Written exercise |
Provide only the number of lines in the data below that contain the string "title".

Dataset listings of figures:
--------
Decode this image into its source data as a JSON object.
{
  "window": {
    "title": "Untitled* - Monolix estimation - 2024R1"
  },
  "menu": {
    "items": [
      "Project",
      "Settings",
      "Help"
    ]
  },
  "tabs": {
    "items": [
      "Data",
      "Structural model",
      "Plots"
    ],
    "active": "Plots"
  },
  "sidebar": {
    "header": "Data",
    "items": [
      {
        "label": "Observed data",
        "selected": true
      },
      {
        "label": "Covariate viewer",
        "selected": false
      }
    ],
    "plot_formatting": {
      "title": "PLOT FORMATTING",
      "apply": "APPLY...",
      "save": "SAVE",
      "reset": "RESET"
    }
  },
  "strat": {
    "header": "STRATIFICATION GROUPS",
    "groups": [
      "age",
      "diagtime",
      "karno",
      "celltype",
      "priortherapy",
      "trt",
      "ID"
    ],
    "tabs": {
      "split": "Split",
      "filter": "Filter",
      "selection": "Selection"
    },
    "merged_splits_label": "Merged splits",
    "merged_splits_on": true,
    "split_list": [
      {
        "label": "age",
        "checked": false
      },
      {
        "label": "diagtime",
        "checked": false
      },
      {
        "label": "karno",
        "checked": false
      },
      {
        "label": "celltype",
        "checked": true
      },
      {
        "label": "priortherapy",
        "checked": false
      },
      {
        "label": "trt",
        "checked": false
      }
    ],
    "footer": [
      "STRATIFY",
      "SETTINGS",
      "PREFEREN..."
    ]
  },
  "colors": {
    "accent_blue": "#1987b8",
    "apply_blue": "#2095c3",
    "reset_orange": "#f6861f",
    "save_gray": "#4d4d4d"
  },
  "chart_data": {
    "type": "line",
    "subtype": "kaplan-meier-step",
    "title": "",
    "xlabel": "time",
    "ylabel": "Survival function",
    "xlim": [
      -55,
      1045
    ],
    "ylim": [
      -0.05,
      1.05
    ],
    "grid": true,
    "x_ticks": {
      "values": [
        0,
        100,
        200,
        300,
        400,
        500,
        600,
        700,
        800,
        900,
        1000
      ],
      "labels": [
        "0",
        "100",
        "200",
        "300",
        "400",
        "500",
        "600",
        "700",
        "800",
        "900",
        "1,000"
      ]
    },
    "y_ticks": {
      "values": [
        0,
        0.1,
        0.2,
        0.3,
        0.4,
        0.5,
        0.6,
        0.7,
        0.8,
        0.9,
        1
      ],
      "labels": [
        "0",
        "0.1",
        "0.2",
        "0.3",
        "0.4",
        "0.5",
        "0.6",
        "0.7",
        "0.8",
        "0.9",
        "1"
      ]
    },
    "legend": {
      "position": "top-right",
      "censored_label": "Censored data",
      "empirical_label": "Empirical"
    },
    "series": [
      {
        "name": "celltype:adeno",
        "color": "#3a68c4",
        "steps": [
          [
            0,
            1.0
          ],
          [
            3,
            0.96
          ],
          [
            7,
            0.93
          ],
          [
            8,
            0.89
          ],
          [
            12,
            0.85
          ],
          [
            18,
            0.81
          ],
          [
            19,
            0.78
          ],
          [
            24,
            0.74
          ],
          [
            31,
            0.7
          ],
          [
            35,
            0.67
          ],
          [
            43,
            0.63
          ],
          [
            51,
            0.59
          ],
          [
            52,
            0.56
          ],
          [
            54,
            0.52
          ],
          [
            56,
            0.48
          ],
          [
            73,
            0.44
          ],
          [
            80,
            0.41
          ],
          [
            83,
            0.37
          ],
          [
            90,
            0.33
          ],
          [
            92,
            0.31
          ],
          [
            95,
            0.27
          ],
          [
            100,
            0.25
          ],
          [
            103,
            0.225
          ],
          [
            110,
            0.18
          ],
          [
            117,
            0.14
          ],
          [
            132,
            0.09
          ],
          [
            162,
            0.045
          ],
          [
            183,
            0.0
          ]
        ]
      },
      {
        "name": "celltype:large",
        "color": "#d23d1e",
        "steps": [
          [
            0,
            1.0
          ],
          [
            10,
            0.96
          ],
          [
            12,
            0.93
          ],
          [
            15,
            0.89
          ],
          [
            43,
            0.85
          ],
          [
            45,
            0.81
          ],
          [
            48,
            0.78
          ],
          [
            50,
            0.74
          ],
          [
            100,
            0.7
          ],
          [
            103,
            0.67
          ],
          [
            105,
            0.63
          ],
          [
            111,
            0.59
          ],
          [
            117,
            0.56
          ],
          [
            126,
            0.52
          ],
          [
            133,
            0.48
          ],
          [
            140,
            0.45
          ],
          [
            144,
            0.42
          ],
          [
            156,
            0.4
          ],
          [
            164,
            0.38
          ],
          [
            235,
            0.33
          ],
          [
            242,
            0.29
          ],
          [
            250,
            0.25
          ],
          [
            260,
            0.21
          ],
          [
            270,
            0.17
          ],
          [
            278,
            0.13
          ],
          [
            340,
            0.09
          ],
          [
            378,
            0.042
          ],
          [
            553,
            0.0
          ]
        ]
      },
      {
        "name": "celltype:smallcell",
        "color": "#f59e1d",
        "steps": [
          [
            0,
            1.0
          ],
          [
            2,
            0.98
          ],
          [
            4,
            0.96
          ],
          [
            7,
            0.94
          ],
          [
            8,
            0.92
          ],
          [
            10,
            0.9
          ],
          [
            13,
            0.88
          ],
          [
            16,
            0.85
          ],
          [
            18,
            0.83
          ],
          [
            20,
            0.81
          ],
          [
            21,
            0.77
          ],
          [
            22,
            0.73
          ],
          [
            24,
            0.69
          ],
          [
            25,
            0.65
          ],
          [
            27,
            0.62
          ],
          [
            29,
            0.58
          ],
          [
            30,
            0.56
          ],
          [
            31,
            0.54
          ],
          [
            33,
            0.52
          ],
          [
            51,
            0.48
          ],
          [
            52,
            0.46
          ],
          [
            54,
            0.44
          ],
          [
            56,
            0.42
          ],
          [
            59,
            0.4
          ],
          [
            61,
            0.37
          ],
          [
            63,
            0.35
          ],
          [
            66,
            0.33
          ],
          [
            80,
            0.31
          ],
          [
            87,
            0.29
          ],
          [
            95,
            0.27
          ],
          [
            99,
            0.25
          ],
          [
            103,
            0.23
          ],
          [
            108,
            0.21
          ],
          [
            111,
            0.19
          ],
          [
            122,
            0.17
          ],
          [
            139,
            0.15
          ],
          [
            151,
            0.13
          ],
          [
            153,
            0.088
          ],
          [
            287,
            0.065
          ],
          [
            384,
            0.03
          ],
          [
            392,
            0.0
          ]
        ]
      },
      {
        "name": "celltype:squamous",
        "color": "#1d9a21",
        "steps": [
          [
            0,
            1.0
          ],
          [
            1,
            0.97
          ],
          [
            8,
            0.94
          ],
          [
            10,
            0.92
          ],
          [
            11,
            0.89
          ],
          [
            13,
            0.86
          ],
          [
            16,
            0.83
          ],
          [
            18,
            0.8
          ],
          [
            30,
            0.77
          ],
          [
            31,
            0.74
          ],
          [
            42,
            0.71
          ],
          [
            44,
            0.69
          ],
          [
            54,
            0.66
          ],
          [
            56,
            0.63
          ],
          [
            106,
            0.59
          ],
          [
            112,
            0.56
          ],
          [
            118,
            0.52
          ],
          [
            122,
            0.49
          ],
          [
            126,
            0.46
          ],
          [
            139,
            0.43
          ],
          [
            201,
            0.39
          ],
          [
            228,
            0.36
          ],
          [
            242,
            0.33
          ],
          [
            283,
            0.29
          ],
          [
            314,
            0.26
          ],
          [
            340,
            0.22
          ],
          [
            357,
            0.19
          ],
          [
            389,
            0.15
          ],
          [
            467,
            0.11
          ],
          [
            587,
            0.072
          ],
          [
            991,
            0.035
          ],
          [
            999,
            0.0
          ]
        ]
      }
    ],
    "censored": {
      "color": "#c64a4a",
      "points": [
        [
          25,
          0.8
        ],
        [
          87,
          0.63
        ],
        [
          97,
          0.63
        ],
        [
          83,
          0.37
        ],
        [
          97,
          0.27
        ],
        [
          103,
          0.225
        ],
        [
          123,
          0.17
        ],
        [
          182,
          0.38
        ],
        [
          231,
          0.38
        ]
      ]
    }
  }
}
--------
Result of this exercise |
3